Exactly as written, transcribe the lines that run from the one containing "Read all visible content and emit it as JSON." to the end of the records below.

━━━━━━━━━━

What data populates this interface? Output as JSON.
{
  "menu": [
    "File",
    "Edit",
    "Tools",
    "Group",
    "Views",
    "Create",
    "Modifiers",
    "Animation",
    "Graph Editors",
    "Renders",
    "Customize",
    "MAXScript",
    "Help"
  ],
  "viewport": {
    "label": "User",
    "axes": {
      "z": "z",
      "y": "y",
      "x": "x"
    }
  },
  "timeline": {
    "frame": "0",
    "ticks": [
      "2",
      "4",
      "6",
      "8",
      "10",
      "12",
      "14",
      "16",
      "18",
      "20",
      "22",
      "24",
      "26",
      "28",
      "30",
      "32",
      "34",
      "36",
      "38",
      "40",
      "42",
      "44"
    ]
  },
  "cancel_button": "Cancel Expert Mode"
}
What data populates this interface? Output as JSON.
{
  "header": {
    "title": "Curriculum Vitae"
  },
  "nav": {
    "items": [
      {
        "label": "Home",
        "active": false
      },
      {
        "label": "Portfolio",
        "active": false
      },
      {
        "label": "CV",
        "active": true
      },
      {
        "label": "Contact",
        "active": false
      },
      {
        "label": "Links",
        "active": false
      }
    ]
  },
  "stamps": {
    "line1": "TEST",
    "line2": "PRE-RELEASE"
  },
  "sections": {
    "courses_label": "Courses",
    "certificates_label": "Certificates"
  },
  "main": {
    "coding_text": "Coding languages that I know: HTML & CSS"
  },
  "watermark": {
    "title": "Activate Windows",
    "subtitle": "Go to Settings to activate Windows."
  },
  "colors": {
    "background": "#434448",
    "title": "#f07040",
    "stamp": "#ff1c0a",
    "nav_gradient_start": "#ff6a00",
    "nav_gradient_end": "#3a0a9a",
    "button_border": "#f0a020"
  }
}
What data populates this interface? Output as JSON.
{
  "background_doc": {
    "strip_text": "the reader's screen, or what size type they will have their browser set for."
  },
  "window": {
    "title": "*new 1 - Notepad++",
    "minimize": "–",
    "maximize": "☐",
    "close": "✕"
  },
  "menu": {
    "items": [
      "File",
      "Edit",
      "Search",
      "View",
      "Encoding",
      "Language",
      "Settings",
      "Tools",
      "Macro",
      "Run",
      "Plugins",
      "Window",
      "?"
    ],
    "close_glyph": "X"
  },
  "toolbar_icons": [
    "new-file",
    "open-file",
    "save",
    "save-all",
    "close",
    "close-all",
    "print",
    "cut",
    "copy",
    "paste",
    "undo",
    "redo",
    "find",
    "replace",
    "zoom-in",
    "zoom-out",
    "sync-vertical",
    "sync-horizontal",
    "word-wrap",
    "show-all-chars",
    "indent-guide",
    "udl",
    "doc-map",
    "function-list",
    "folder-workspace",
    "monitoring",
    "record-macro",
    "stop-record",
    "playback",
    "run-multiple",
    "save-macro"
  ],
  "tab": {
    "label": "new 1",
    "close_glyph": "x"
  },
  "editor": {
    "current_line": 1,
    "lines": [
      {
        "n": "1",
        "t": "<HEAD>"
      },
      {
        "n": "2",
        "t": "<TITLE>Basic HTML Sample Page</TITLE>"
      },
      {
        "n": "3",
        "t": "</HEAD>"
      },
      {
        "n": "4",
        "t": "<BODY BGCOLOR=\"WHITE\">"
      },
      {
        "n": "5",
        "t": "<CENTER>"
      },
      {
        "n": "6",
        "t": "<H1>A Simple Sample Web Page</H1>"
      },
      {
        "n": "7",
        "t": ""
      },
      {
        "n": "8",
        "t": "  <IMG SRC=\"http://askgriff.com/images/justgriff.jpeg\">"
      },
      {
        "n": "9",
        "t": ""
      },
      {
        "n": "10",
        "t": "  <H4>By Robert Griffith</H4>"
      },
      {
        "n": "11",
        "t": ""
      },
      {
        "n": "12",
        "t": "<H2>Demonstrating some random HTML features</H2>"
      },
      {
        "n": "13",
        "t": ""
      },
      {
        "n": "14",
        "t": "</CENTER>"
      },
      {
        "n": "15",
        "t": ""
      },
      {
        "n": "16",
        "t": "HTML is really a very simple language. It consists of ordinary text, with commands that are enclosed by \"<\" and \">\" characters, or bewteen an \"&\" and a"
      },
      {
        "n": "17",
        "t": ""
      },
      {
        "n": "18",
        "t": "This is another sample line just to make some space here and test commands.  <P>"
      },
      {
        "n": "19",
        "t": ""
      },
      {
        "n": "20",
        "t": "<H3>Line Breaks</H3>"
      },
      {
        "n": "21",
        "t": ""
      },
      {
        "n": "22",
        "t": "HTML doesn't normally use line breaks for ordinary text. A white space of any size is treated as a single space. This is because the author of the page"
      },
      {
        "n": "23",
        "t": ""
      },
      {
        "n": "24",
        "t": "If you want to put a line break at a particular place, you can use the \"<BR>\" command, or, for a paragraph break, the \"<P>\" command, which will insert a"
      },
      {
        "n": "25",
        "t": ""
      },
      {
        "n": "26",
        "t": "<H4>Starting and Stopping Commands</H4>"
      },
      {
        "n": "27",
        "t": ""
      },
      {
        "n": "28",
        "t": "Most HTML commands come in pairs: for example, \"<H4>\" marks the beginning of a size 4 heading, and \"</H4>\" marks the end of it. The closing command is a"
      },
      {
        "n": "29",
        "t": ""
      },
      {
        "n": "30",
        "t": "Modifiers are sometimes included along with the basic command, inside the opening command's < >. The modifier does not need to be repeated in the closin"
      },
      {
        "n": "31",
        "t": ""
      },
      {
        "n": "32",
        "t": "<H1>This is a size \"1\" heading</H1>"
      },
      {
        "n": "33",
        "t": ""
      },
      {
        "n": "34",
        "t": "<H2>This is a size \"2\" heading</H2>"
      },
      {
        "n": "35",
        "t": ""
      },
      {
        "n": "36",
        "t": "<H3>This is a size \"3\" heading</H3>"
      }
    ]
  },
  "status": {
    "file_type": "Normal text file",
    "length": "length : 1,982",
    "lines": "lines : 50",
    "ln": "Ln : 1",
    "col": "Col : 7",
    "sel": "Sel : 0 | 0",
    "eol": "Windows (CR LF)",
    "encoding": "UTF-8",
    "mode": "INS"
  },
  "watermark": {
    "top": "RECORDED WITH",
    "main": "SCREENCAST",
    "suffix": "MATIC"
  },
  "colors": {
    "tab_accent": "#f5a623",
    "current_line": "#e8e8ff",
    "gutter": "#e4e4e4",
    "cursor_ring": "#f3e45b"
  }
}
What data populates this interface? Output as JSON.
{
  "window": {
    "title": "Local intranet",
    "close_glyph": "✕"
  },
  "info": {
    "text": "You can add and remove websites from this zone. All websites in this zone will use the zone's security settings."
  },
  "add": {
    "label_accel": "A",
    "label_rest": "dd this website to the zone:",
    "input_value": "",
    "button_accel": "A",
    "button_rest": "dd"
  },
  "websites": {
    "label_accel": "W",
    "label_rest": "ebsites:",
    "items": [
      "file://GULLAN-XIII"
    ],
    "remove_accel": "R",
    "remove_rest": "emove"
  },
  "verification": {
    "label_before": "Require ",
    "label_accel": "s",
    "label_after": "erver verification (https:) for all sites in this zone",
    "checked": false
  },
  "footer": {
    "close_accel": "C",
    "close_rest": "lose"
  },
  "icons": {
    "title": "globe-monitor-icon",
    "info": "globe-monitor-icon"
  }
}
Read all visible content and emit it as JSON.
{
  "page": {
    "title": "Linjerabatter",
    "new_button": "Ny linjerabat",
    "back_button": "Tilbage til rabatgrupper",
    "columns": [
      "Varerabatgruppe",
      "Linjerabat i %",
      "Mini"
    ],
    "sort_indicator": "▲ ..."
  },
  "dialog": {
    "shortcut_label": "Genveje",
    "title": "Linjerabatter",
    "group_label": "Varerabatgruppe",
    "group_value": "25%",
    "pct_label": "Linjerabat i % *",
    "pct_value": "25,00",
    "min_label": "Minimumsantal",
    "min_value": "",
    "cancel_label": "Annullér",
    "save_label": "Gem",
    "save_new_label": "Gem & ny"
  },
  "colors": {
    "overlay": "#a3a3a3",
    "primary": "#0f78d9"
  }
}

━━━━━━━━━━

FULL ANSWER =>
Read all visible content and emit it as JSON.
{
  "page": {
    "title": "Linjerabatter",
    "new_button": "Ny linjerabat",
    "back_button": "Tilbage til rabatgrupper",
    "columns": [
      "Varerabatgruppe",
      "Linjerabat i %",
      "Mini"
    ],
    "sort_indicator": "▲ ..."
  },
  "dialog": {
    "shortcut_label": "Genveje",
    "title": "Linjerabatter",
    "group_label": "Varerabatgruppe",
    "group_value": "25%",
    "pct_label": "Linjerabat i % *",
    "pct_value": "25,00",
    "min_label": "Minimumsantal",
    "min_value": "",
    "cancel_label": "Annullér",
    "save_label": "Gem",
    "save_new_label": "Gem & ny"
  },
  "colors": {
    "overlay": "#a3a3a3",
    "primary": "#0f78d9"
  }
}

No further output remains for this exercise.